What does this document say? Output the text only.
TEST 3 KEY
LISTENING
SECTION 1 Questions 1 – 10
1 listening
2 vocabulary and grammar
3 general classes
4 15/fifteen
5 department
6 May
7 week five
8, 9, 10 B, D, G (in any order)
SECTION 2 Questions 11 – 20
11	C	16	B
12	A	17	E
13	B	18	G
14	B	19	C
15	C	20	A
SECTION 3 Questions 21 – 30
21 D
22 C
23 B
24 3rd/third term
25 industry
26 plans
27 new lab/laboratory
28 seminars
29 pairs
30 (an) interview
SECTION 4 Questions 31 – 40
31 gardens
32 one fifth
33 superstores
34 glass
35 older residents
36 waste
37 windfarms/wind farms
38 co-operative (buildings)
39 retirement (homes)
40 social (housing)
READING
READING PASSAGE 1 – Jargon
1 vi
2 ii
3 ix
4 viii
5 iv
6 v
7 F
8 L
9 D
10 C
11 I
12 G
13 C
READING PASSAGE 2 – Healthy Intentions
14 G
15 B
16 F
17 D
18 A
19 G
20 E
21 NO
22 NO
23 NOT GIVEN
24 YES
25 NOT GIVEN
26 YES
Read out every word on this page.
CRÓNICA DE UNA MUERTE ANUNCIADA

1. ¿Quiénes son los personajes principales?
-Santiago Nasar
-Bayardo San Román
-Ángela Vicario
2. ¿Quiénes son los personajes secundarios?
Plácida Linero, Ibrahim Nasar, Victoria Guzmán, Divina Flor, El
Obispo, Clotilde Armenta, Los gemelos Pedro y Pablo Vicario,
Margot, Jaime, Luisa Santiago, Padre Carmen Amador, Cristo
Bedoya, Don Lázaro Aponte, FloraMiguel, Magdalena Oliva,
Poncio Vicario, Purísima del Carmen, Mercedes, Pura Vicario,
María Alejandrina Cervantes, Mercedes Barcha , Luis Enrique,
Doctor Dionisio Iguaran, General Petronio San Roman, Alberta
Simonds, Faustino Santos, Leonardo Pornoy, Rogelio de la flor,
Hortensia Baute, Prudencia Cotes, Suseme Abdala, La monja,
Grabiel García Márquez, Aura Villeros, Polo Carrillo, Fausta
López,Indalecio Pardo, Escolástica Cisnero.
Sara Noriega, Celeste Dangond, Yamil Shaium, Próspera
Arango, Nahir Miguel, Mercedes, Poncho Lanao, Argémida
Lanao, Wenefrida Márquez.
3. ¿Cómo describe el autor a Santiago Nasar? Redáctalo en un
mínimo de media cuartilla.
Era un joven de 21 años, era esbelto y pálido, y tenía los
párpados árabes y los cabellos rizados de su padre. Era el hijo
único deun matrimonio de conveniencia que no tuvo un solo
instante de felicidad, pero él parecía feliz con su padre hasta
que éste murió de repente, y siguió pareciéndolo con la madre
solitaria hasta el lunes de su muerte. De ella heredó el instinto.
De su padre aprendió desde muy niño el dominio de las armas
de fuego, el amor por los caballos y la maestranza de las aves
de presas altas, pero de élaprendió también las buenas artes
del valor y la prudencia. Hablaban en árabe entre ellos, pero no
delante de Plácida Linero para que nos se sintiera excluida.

────────────────────

> _THE PROBLEM_:
Which lines contain the word "Vicario"? Copy each of them.

> _CORRECT RESPONSE_:
-Ángela Vicario
Obispo, Clotilde Armenta, Los gemelos Pedro y Pablo Vicario,
Poncio Vicario, Purísima del Carmen, Mercedes, Pura Vicario,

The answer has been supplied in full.